- _WHAT IS ASKED_: Select the lines that hold the word "Median" and copy each one.

Records:
################

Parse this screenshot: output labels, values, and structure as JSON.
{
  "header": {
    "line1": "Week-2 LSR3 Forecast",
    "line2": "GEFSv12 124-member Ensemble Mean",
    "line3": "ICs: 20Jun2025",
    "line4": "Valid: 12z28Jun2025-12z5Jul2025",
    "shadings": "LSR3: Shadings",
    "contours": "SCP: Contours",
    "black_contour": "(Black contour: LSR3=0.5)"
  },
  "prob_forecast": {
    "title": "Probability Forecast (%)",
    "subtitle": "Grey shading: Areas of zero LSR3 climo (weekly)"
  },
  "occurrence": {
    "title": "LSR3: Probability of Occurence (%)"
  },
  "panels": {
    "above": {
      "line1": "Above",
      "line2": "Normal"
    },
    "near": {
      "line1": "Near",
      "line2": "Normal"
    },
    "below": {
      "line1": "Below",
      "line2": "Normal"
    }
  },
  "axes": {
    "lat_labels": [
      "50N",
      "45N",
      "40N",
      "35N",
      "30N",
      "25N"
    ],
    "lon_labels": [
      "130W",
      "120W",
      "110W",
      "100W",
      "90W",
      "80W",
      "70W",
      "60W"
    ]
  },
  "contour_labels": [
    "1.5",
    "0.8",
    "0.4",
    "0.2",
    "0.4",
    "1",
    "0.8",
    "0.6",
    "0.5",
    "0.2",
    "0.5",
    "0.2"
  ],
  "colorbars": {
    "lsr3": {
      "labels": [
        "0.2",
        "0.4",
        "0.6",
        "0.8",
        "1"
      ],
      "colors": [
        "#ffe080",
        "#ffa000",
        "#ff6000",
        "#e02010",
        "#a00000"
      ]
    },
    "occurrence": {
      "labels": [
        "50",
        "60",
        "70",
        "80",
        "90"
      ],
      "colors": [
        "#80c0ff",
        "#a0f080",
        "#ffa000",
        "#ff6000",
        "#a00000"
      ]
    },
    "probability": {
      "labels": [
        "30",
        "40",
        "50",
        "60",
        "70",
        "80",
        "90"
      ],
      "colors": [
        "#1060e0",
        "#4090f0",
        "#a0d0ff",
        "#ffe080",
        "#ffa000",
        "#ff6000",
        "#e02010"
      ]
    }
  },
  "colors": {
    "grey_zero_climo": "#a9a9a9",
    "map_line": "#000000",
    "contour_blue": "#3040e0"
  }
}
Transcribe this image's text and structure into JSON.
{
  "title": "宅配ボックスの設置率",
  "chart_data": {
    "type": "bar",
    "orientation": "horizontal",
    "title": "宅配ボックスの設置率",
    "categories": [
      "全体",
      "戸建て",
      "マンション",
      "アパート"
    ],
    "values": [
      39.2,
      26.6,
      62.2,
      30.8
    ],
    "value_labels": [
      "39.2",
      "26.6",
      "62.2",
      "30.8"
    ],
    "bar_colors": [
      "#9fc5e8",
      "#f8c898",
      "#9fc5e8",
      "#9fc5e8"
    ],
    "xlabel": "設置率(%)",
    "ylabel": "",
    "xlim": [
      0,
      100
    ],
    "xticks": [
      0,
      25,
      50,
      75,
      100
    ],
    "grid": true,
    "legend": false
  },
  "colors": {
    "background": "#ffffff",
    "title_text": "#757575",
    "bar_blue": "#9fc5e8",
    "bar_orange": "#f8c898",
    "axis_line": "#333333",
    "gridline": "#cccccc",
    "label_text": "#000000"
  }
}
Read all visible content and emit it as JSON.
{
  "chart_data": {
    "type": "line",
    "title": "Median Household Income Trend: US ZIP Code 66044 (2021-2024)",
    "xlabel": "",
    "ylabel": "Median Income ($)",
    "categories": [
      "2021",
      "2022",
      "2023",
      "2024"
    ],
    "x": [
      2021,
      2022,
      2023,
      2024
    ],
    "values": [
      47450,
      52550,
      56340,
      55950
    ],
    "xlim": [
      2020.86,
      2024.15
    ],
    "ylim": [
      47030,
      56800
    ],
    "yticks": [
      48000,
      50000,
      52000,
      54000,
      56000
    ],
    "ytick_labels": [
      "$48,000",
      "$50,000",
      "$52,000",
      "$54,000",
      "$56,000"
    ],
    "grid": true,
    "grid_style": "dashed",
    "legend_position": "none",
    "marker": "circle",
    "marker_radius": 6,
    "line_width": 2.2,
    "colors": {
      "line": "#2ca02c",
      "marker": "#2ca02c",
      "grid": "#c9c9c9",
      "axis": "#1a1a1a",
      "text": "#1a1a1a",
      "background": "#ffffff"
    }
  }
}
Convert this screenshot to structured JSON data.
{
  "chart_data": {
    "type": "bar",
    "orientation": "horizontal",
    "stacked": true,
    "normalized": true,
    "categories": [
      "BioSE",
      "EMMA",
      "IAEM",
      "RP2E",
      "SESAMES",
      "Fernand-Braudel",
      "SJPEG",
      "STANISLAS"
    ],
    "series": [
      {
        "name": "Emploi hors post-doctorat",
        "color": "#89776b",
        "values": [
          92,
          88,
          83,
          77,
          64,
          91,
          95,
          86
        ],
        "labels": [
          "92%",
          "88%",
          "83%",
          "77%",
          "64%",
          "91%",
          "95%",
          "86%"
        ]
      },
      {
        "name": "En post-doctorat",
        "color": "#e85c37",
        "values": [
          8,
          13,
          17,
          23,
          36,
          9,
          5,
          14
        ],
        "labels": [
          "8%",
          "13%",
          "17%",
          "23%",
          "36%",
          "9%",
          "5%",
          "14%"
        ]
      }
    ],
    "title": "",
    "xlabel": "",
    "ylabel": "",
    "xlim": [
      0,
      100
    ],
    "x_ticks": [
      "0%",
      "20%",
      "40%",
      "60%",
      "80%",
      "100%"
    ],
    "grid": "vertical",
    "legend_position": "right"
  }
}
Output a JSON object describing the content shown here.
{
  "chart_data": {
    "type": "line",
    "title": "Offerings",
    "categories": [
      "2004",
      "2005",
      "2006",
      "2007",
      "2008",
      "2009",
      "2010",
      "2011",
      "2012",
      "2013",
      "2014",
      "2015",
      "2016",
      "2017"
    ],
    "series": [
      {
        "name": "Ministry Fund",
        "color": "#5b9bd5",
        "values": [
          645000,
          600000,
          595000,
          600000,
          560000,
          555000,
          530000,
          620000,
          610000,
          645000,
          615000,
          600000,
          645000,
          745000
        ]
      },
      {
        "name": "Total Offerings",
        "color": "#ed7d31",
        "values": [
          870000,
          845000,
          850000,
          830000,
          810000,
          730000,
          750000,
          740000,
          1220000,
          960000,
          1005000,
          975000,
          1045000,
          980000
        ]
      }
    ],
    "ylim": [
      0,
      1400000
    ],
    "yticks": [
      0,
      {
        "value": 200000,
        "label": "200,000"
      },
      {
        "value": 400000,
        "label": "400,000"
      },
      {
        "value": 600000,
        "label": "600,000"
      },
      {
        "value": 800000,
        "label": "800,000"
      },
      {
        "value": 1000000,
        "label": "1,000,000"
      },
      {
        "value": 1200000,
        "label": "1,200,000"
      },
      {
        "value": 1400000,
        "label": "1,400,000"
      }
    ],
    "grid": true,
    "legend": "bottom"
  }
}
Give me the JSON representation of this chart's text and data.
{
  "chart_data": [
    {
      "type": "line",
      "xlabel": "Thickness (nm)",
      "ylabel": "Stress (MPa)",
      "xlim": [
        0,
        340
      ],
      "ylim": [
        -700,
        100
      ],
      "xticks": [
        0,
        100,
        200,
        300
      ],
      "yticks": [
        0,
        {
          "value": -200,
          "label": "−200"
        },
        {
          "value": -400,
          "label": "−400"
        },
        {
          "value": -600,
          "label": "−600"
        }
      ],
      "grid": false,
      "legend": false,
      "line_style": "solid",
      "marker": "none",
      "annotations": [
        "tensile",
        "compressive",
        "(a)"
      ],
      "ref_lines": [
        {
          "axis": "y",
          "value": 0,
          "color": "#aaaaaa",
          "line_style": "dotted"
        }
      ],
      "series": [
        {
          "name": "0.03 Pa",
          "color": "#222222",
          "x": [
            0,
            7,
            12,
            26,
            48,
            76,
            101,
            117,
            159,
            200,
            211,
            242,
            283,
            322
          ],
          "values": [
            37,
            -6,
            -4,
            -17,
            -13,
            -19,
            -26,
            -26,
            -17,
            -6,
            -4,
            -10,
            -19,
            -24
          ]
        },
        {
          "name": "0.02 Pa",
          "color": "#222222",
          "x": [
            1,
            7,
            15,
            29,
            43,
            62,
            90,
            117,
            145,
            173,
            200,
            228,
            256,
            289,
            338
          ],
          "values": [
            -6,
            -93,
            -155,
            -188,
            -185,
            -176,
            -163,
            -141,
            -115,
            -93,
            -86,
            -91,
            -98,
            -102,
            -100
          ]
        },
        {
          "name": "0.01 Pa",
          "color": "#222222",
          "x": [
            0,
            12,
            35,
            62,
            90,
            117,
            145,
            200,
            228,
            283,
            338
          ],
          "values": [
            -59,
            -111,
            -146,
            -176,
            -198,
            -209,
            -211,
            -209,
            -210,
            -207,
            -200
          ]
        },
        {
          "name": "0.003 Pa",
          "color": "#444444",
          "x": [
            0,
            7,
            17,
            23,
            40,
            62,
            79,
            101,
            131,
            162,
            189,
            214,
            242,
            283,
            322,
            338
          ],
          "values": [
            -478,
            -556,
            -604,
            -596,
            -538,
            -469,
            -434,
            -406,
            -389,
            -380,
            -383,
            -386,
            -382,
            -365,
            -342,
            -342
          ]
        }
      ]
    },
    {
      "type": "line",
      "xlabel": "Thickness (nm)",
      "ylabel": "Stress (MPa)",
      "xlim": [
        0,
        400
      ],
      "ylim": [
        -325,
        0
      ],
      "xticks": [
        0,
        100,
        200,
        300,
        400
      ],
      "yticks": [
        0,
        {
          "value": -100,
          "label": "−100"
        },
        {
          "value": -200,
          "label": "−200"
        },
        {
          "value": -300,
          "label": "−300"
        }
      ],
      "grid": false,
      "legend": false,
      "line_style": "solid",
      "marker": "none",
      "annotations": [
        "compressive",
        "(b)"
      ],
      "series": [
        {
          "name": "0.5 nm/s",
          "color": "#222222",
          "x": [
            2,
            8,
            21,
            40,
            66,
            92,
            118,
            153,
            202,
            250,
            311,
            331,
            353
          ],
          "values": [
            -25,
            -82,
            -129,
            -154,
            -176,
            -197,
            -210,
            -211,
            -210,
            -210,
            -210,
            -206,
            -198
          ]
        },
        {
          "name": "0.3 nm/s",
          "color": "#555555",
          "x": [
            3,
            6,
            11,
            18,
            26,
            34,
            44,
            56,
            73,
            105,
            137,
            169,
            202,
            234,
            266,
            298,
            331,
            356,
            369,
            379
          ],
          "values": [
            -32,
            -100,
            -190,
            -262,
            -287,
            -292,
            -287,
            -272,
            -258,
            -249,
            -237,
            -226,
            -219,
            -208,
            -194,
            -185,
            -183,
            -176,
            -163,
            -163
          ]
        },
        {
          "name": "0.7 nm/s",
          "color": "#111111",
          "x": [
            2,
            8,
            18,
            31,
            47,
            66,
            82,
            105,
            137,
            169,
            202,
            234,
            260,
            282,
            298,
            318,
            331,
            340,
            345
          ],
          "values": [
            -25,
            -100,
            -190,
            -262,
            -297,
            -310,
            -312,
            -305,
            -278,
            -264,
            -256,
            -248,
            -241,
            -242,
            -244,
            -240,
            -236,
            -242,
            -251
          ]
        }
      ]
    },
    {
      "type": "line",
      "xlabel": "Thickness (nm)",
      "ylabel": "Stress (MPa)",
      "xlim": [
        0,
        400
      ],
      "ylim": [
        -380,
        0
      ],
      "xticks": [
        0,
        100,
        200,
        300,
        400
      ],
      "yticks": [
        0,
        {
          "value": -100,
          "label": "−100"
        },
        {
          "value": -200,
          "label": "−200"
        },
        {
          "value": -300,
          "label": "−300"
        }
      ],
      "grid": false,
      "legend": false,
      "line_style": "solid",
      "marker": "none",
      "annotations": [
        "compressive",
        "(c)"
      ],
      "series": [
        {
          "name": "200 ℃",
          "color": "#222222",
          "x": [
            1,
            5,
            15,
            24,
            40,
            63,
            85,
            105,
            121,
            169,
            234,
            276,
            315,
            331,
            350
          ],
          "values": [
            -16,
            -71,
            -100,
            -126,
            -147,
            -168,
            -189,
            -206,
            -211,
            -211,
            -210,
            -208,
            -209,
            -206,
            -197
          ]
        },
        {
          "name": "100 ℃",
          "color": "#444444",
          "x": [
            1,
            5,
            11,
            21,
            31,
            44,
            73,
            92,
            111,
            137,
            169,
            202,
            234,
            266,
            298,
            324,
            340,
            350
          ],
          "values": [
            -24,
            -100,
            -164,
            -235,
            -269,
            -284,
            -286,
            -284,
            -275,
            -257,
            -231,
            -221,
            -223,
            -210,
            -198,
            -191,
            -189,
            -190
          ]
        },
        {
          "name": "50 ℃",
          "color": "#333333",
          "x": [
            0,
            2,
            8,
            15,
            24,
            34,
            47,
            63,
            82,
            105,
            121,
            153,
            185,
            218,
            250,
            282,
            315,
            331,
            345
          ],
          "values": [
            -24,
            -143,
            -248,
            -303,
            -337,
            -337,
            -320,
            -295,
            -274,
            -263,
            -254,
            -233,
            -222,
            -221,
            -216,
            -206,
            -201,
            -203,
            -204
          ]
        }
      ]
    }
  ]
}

################

- _ANSWER TO THIS PROBLEM_:
    "title": "Median Household Income Trend: US ZIP Code 66044 (2021-2024)",
    "ylabel": "Median Income ($)",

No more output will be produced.